──────── SUPPLIED MATERIAL ────────

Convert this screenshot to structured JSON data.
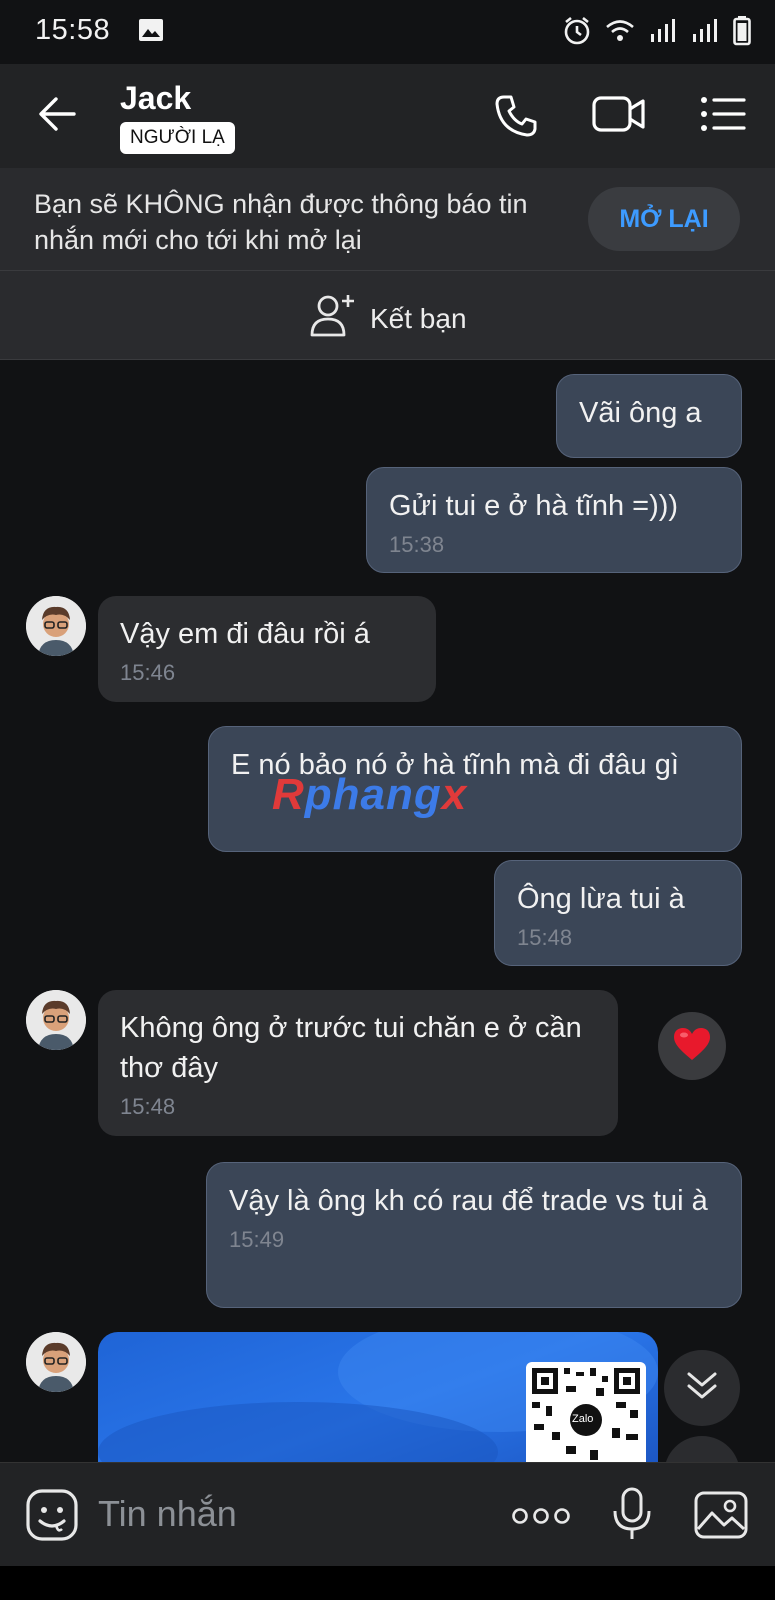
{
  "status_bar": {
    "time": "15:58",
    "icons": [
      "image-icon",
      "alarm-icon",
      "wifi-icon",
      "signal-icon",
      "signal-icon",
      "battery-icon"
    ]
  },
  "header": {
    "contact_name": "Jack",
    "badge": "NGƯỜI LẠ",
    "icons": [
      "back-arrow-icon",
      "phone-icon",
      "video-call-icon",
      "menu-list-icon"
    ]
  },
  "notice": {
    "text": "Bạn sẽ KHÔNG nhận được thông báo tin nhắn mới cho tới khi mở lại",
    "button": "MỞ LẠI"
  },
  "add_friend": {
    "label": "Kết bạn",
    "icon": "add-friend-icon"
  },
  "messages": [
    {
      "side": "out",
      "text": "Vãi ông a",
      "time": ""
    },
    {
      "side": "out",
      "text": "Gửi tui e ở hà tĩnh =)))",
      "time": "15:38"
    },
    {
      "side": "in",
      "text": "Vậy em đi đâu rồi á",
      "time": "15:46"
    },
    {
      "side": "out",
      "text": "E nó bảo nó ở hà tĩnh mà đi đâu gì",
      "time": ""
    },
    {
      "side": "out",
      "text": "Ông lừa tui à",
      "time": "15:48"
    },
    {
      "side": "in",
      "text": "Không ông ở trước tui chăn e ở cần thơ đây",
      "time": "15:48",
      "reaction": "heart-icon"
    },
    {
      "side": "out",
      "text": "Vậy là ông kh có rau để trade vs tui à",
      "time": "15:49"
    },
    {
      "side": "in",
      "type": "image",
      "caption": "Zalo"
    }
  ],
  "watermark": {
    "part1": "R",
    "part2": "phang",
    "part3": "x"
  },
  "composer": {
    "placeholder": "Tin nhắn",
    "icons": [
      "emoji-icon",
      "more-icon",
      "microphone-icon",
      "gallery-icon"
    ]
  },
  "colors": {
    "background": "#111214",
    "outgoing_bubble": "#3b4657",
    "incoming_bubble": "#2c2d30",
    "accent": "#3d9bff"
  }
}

────────

DIRECTIONS
Track down all lines above with the string "tĩnh" and copy them.

RESULT
      "text": "Gửi tui e ở hà tĩnh =)))",
      "text": "E nó bảo nó ở hà tĩnh mà đi đâu gì",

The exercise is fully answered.